→ Data supplied
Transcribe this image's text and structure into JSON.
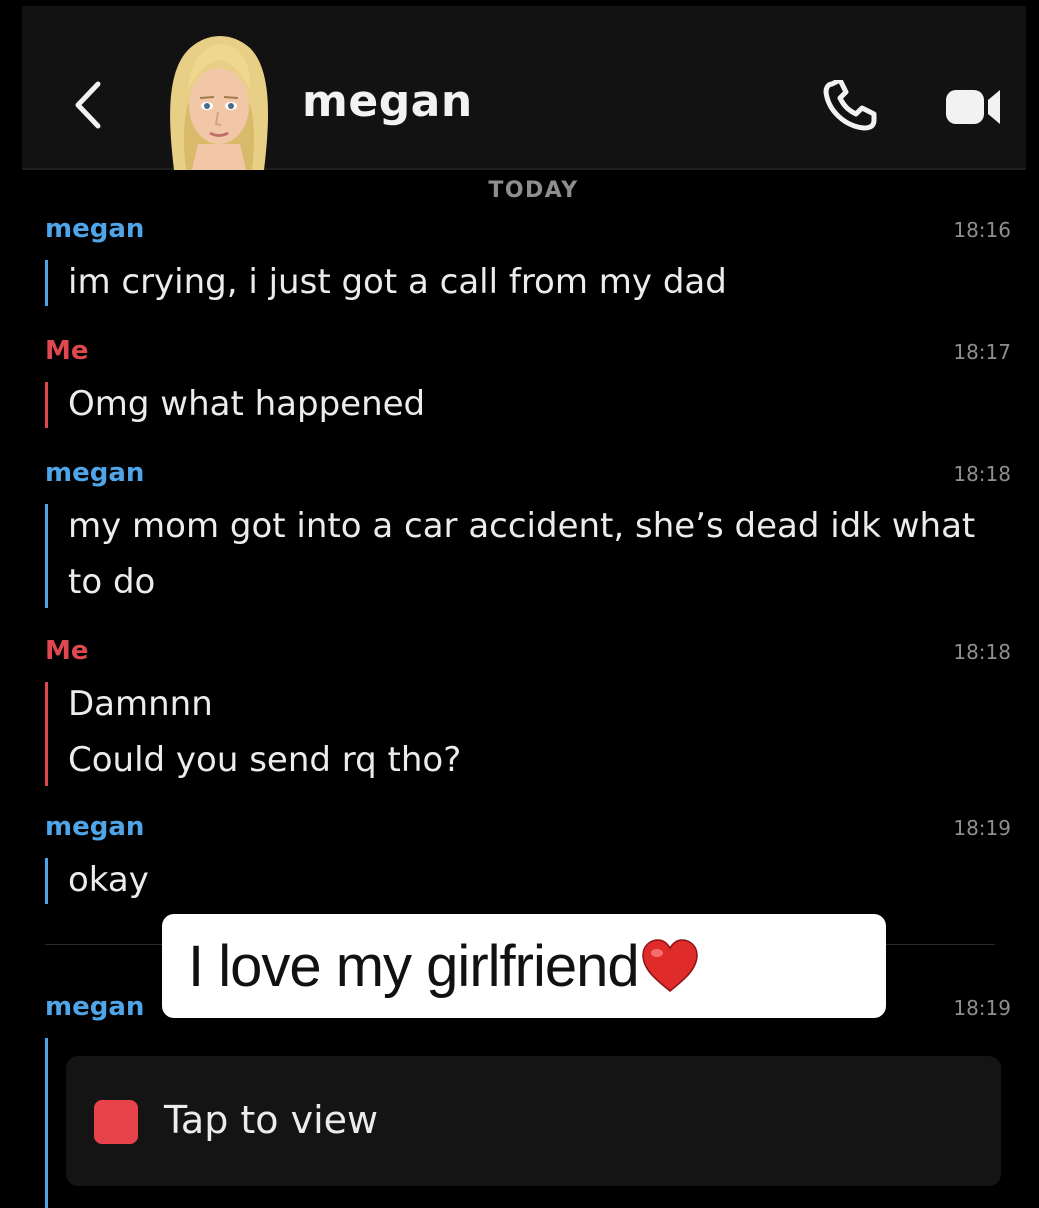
{
  "header": {
    "title": "megan",
    "back_icon": "chevron-left-icon",
    "call_icon": "phone-icon",
    "video_icon": "video-camera-icon",
    "avatar": "bitmoji-avatar"
  },
  "day_label": "TODAY",
  "messages": [
    {
      "sender": "megan",
      "time": "18:16",
      "lines": [
        "im crying, i just got a call from my dad"
      ]
    },
    {
      "sender": "Me",
      "time": "18:17",
      "lines": [
        "Omg what happened"
      ]
    },
    {
      "sender": "megan",
      "time": "18:18",
      "lines": [
        "my mom got into a car accident, she’s dead idk what",
        "to do"
      ]
    },
    {
      "sender": "Me",
      "time": "18:18",
      "lines": [
        "Damnnn",
        "Could you send rq tho?"
      ]
    },
    {
      "sender": "megan",
      "time": "18:19",
      "lines": [
        "okay"
      ]
    },
    {
      "sender": "megan",
      "time": "18:19",
      "lines": []
    }
  ],
  "overlay_caption": "I love my girlfriend",
  "overlay_emoji": "red-heart-icon",
  "snap": {
    "label": "Tap to view"
  },
  "colors": {
    "them": "#4fa5e8",
    "me": "#e0484f",
    "snap": "#e8424b",
    "background": "#000000"
  }
}
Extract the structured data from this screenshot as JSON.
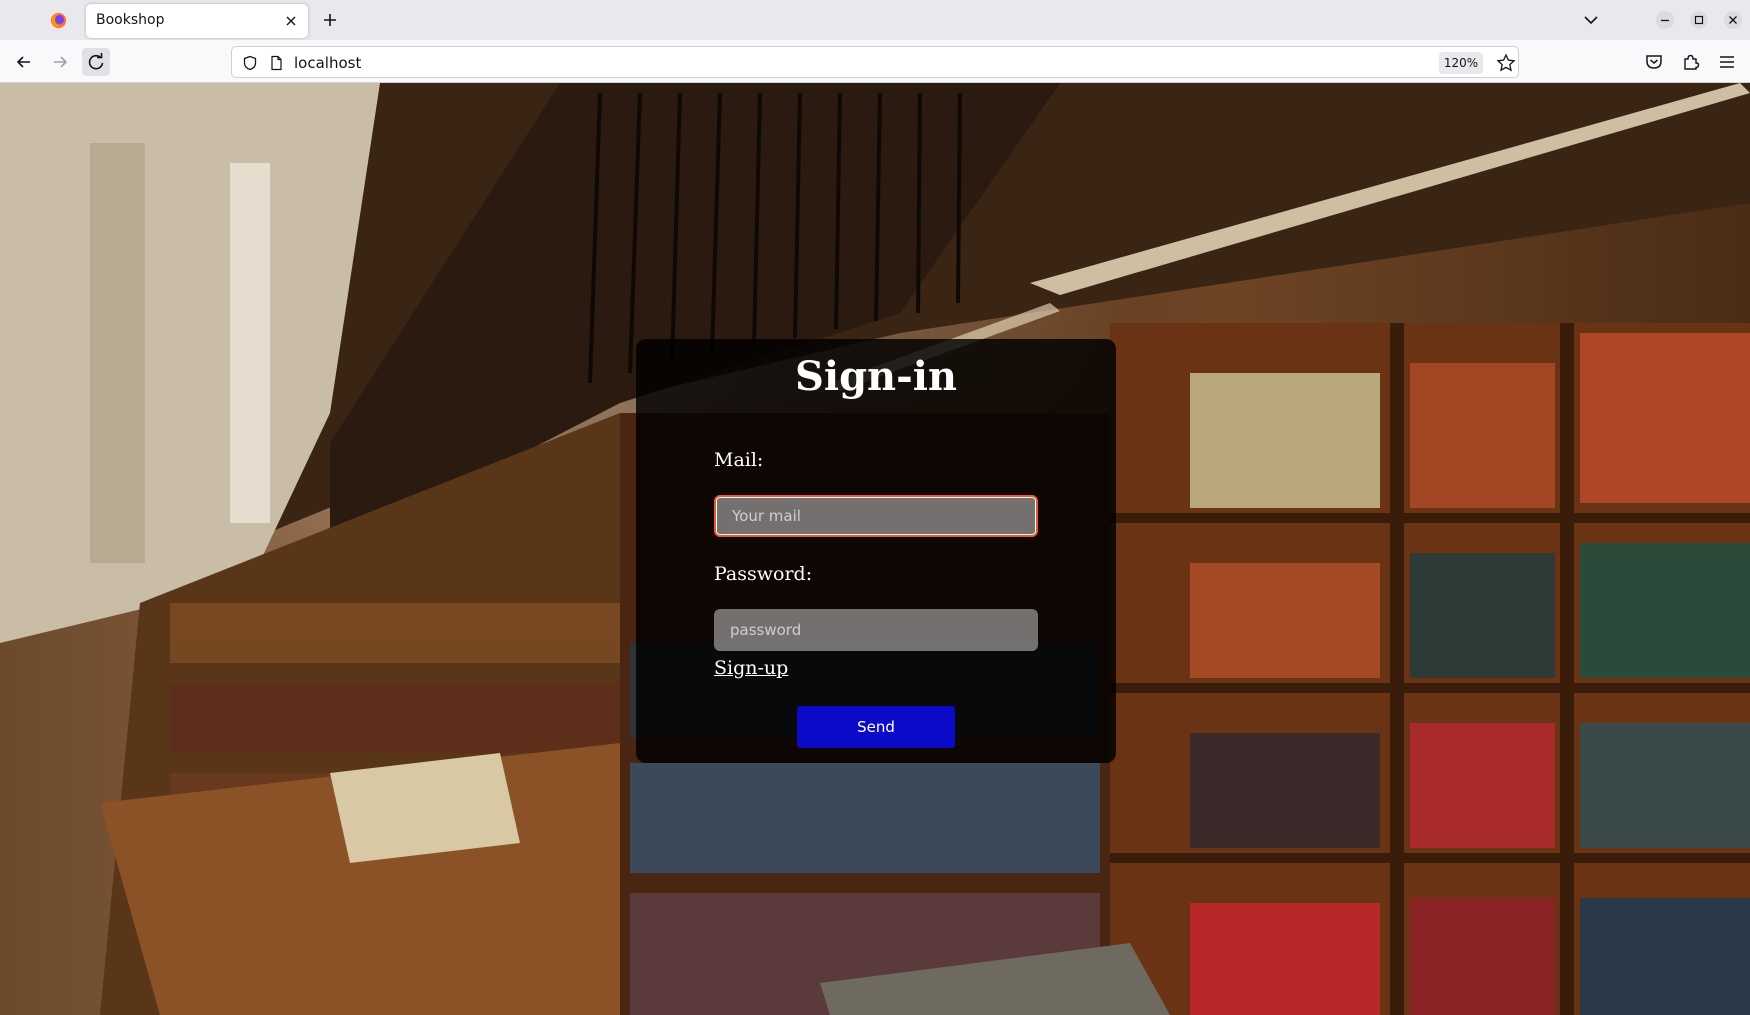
{
  "browser": {
    "tab_title": "Bookshop",
    "url": "localhost",
    "zoom": "120%"
  },
  "signin": {
    "title": "Sign-in",
    "mail_label": "Mail:",
    "mail_placeholder": "Your mail",
    "mail_value": "",
    "password_label": "Password:",
    "password_placeholder": "password",
    "password_value": "",
    "signup_link": "Sign-up",
    "send_label": "Send"
  },
  "colors": {
    "send_button": "#0a0ac8",
    "focus_ring": "#e85a2b"
  },
  "icons": {
    "browser_logo": "firefox-icon",
    "tab_close": "close-icon",
    "new_tab": "plus-icon",
    "tab_list": "chevron-down-icon",
    "back": "arrow-left-icon",
    "forward": "arrow-right-icon",
    "reload": "reload-icon",
    "tracking": "shield-icon",
    "page_info": "page-icon",
    "bookmark": "star-icon",
    "pocket": "pocket-icon",
    "extensions": "puzzle-icon",
    "menu": "hamburger-icon"
  }
}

→ Problem to solve
Say how many lines contain the string "into", giving nothing but the count.

→ Answer
2